# [Your task]
Convert the rows from the line containing "78, 72, 89]" up to and including the line containing "300, 577, 314]" into a JSON list of strings, with each line as its own string and blank lines omitted.

# [Material to process]
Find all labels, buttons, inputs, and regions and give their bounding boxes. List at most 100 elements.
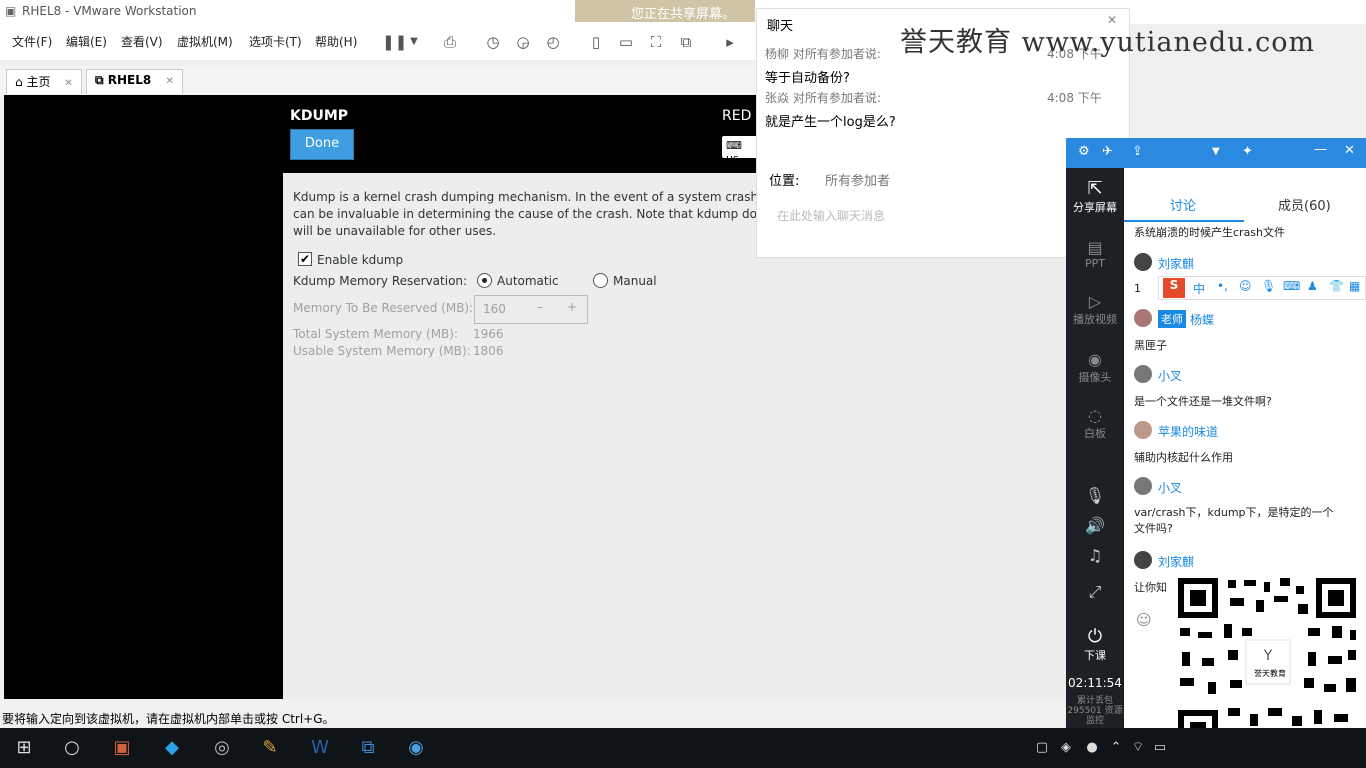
close-icon[interactable]: ✕	[64, 78, 72, 89]
expand-icon[interactable]: ⤢	[1066, 582, 1124, 602]
word-icon[interactable]: W	[306, 734, 334, 762]
airplane-icon[interactable]: ✈	[1102, 144, 1113, 159]
microphone-icon[interactable]: 🎙	[1261, 279, 1276, 293]
plus-icon[interactable]: +	[567, 300, 577, 314]
keyboard-layout-button[interactable]: ⌨ us	[722, 136, 758, 165]
tab-home[interactable]: ⌂ 主页 ✕	[6, 69, 82, 94]
powerpoint-icon[interactable]: ▣	[108, 734, 136, 762]
terminal-icon[interactable]: ▸	[720, 32, 740, 52]
grid-icon[interactable]: ▦	[1349, 279, 1360, 293]
play-video-button[interactable]: ▷ 播放视频	[1066, 292, 1124, 327]
usable-memory-label: Usable System Memory (MB):	[293, 344, 471, 358]
user-icon[interactable]: ♟	[1307, 279, 1318, 293]
chat-message: 就是产生一个log是么?	[765, 115, 896, 130]
manual-radio[interactable]	[593, 273, 608, 288]
discussion-message: var/crash下，kdump下，是特定的一个文件吗?	[1134, 506, 1334, 535]
speaker-icon[interactable]: 🔊	[1066, 516, 1124, 535]
enable-kdump-checkbox[interactable]: ✔	[298, 252, 312, 266]
vm-status-bar: 要将输入定向到该虚拟机，请在虚拟机内部单击或按 Ctrl+G。	[0, 710, 1066, 728]
revert-snapshot-icon[interactable]: ◶	[513, 32, 533, 52]
share-banner: 您正在共享屏幕。	[575, 0, 755, 22]
discussion-author: 小叉	[1158, 369, 1183, 383]
skin-icon[interactable]: 👕	[1329, 279, 1344, 293]
ime-mode[interactable]: 中	[1193, 280, 1205, 297]
whiteboard-button[interactable]: ◌ 白板	[1066, 406, 1124, 441]
camera-button[interactable]: ◉ 摄像头	[1066, 350, 1124, 385]
browser-icon[interactable]: ◉	[402, 734, 430, 762]
minimize-icon[interactable]: —	[1314, 142, 1327, 157]
usable-memory-value: 1806	[473, 344, 504, 358]
fullscreen-icon[interactable]: ⛶	[646, 32, 666, 52]
share-screen-icon: ⇱	[1087, 178, 1103, 199]
classroom-sidebar: ⇱ 分享屏幕 ▤ PPT ▷ 播放视频 ◉ 摄像头 ◌ 白板 🎙 🔊 ♫ ⤢ ⏻…	[1066, 168, 1124, 728]
pause-icon[interactable]: ❚❚	[382, 32, 407, 52]
microphone-icon[interactable]: 🎙	[1066, 486, 1124, 505]
emoji-icon[interactable]: ☺	[1136, 611, 1152, 629]
snapshot-manager-icon[interactable]: ◴	[543, 32, 563, 52]
close-icon[interactable]: ✕	[1344, 143, 1355, 158]
snail-icon[interactable]: ◎	[208, 734, 236, 762]
window-title: RHEL8 - VMware Workstation	[22, 4, 197, 18]
paint-icon[interactable]: ✎	[256, 734, 284, 762]
class-timer: 02:11:54	[1068, 676, 1122, 690]
search-icon[interactable]: ○	[58, 734, 86, 762]
chat-input[interactable]: 在此处输入聊天消息	[777, 207, 885, 224]
share-screen-label: 分享屏幕	[1073, 201, 1117, 214]
battery-icon[interactable]: ▭	[1146, 734, 1174, 762]
camera-icon: ◉	[1088, 350, 1102, 369]
chevron-down-icon[interactable]: ▼	[1212, 146, 1220, 157]
discussion-author: 苹果的味道	[1158, 425, 1219, 439]
automatic-radio[interactable]	[477, 273, 492, 288]
menu-file[interactable]: 文件(F)	[12, 33, 52, 50]
keyboard-icon[interactable]: ⌨	[1283, 279, 1300, 293]
ppt-button[interactable]: ▤ PPT	[1066, 238, 1124, 270]
memory-reserved-spinner[interactable]: 160 – +	[474, 295, 588, 324]
menu-tabs[interactable]: 选项卡(T)	[249, 33, 302, 50]
menu-vm[interactable]: 虚拟机(M)	[177, 33, 233, 50]
console-view-icon[interactable]: ▭	[616, 32, 636, 52]
meeting-icon[interactable]: ◆	[158, 734, 186, 762]
chat-position-select[interactable]: 所有参加者	[825, 170, 890, 189]
end-class-button[interactable]: ⏻ 下课	[1066, 626, 1124, 663]
tab-underline	[1124, 220, 1244, 222]
send-keys-icon[interactable]: ⎙	[440, 32, 460, 52]
tab-discussion[interactable]: 讨论	[1170, 195, 1196, 214]
tray-app-icon[interactable]: ◈	[1052, 734, 1080, 762]
share-icon[interactable]: ⇪	[1132, 144, 1143, 159]
svg-text:Y: Y	[1263, 648, 1273, 664]
done-button[interactable]: Done	[290, 129, 354, 160]
menu-edit[interactable]: 编辑(E)	[66, 33, 107, 50]
share-screen-button[interactable]: ⇱ 分享屏幕	[1066, 178, 1124, 215]
unity-icon[interactable]: ⧉	[676, 32, 696, 52]
memory-reserved-value: 160	[483, 302, 506, 316]
pin-icon[interactable]: ✦	[1242, 144, 1253, 159]
punctuation-icon[interactable]: •,	[1217, 279, 1228, 293]
end-class-label: 下课	[1084, 649, 1106, 662]
vmware-icon[interactable]: ⧉	[354, 734, 382, 762]
discussion-author: 杨蝶	[1190, 313, 1215, 327]
play-icon: ▷	[1088, 292, 1102, 311]
sidebar-view-icon[interactable]: ▯	[586, 32, 606, 52]
close-icon[interactable]: ✕	[165, 76, 173, 87]
emoji-icon[interactable]: ☺	[1239, 279, 1252, 293]
discussion-message: 1	[1134, 282, 1141, 295]
discussion-message: 是一个文件还是一堆文件啊?	[1134, 395, 1272, 408]
watermark: 誉天教育 www.yutianedu.com	[900, 27, 1316, 58]
windows-start-icon[interactable]: ⊞	[10, 734, 38, 762]
menu-view[interactable]: 查看(V)	[121, 33, 163, 50]
tab-members[interactable]: 成员(60)	[1278, 195, 1331, 214]
chat-time: 4:08 下午	[1047, 91, 1102, 105]
qr-caption: 誉天教育	[1254, 669, 1286, 678]
chevron-down-icon[interactable]: ▼	[404, 32, 424, 52]
tab-rhel8-label: RHEL8	[107, 73, 152, 87]
snapshot-icon[interactable]: ◷	[483, 32, 503, 52]
menu-help[interactable]: 帮助(H)	[315, 33, 357, 50]
settings-icon[interactable]: ⚙	[1078, 144, 1090, 159]
music-icon[interactable]: ♫	[1066, 546, 1124, 565]
discussion-message: 辅助内核起什么作用	[1134, 451, 1233, 464]
power-icon: ⏻	[1087, 626, 1103, 647]
ime-toolbar[interactable]: S 中 •, ☺ 🎙 ⌨ ♟ 👕 ▦	[1158, 276, 1366, 300]
whiteboard-label: 白板	[1084, 427, 1106, 440]
minus-icon[interactable]: –	[537, 300, 543, 314]
tab-rhel8[interactable]: ⧉ RHEL8 ✕	[86, 69, 183, 94]
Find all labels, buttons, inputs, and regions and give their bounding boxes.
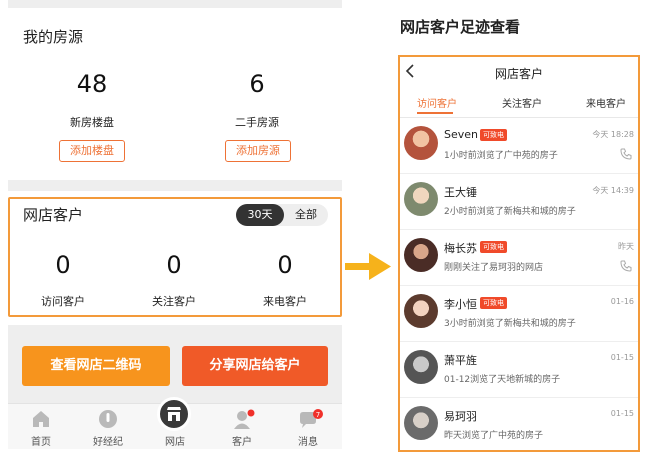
activity-time: 01-16 xyxy=(610,297,634,306)
view-qr-button[interactable]: 查看网店二维码 xyxy=(22,346,170,386)
add-listing-button[interactable]: 添加房源 xyxy=(225,140,291,162)
customer-activity: 01-12浏览了天地新城的房子 xyxy=(444,375,561,385)
activity-time: 01-15 xyxy=(610,409,634,418)
customer-activity: 2小时前浏览了新梅共和城的房子 xyxy=(444,207,576,217)
store-icon xyxy=(167,407,181,421)
avatar xyxy=(404,126,438,160)
tab-call-customers[interactable]: 来电客户 xyxy=(586,95,626,110)
activity-time: 今天 14:39 xyxy=(592,186,634,195)
tab-home-label: 首页 xyxy=(31,437,51,448)
callable-badge: 可致电 xyxy=(480,129,507,141)
phone-icon[interactable] xyxy=(620,148,632,160)
message-badge: 7 xyxy=(316,411,320,419)
customer-name: 王大锤 xyxy=(444,186,477,199)
customer-row[interactable]: Seven 可致电 1小时前浏览了广中苑的房子 今天 18:28 xyxy=(400,118,638,174)
store-button[interactable] xyxy=(157,397,191,431)
home-icon xyxy=(33,411,49,427)
customer-row[interactable]: 易珂羽 昨天浏览了广中苑的房子 01-15 xyxy=(400,398,638,450)
second-hand-label: 二手房源 xyxy=(235,116,279,129)
tab-visit-customers[interactable]: 访问客户 xyxy=(417,95,457,110)
page-heading: 网店客户足迹查看 xyxy=(400,18,521,36)
tab-customers[interactable]: 客户 xyxy=(212,404,272,450)
avatar xyxy=(404,406,438,440)
callable-badge: 可致电 xyxy=(480,241,507,253)
message-icon: 7 xyxy=(300,409,323,428)
second-hand-count: 6 xyxy=(249,70,265,98)
listings-title: 我的房源 xyxy=(23,28,84,46)
activity-time: 昨天 xyxy=(618,242,634,251)
tab-messages[interactable]: 7 消息 xyxy=(278,404,338,450)
period-all[interactable]: 全部 xyxy=(284,204,328,226)
avatar xyxy=(404,238,438,272)
tab-follow-customers[interactable]: 关注客户 xyxy=(502,95,542,110)
customer-name: Seven xyxy=(444,128,478,141)
tab-customers-label: 客户 xyxy=(232,437,252,448)
tab-home[interactable]: 首页 xyxy=(11,404,71,450)
share-shop-button[interactable]: 分享网店给客户 xyxy=(182,346,328,386)
customer-row[interactable]: 梅长苏 可致电 刚刚关注了易珂羽的网店 昨天 xyxy=(400,230,638,286)
customer-name: 萧平旌 xyxy=(444,354,477,367)
tab-store-label: 网店 xyxy=(165,437,185,448)
active-tab-indicator xyxy=(417,112,453,114)
screen-title: 网店客户 xyxy=(494,67,543,81)
customer-row[interactable]: 萧平旌 01-12浏览了天地新城的房子 01-15 xyxy=(400,342,638,398)
new-homes-count: 48 xyxy=(76,70,108,98)
customer-row[interactable]: 李小恒 可致电 3小时前浏览了新梅共和城的房子 01-16 xyxy=(400,286,638,342)
period-30-days[interactable]: 30天 xyxy=(236,204,284,226)
callable-badge: 可致电 xyxy=(480,297,507,309)
phone-icon[interactable] xyxy=(620,260,632,272)
tab-agent-label: 好经纪 xyxy=(93,437,123,448)
activity-time: 01-15 xyxy=(610,353,634,362)
section-divider xyxy=(8,180,342,191)
activity-time: 今天 18:28 xyxy=(592,130,634,139)
customer-activity: 1小时前浏览了广中苑的房子 xyxy=(444,151,558,161)
avatar xyxy=(404,182,438,216)
arrow-icon xyxy=(345,253,391,280)
tab-agent[interactable]: 好经纪 xyxy=(78,404,138,450)
customer-activity: 刚刚关注了易珂羽的网店 xyxy=(444,263,544,273)
customer-name: 梅长苏 xyxy=(444,242,477,255)
add-new-home-button[interactable]: 添加楼盘 xyxy=(59,140,125,162)
customer-row[interactable]: 王大锤 2小时前浏览了新梅共和城的房子 今天 14:39 xyxy=(400,174,638,230)
period-toggle[interactable]: 30天 全部 xyxy=(236,204,328,226)
tab-messages-label: 消息 xyxy=(298,437,318,448)
customer-icon xyxy=(234,409,255,429)
avatar xyxy=(404,350,438,384)
new-homes-label: 新房楼盘 xyxy=(70,116,114,129)
customer-name: 李小恒 xyxy=(444,298,477,311)
shop-customers-screen: 网店客户 访问客户 关注客户 来电客户 Seven 可致电 1小时前浏览了广中苑… xyxy=(398,55,640,452)
customer-activity: 3小时前浏览了新梅共和城的房子 xyxy=(444,319,576,329)
avatar xyxy=(404,294,438,328)
top-divider xyxy=(8,0,342,8)
customer-name: 易珂羽 xyxy=(444,410,477,423)
agent-icon xyxy=(99,410,117,428)
customer-activity: 昨天浏览了广中苑的房子 xyxy=(444,431,544,441)
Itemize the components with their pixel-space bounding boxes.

# [Solution to this problem]
[
  "close-icon[interactable]: ✕\t[64, 78, 72, 89]",
  "expand-icon[interactable]: ⤢\t[1066, 582, 1124, 602]",
  "word-icon[interactable]: W\t[306, 734, 334, 762]",
  "airplane-icon[interactable]: ✈\t[1102, 144, 1113, 159]",
  "microphone-icon[interactable]: 🎙\t[1261, 279, 1276, 293]",
  "plus-icon[interactable]: +\t[567, 300, 577, 314]"
]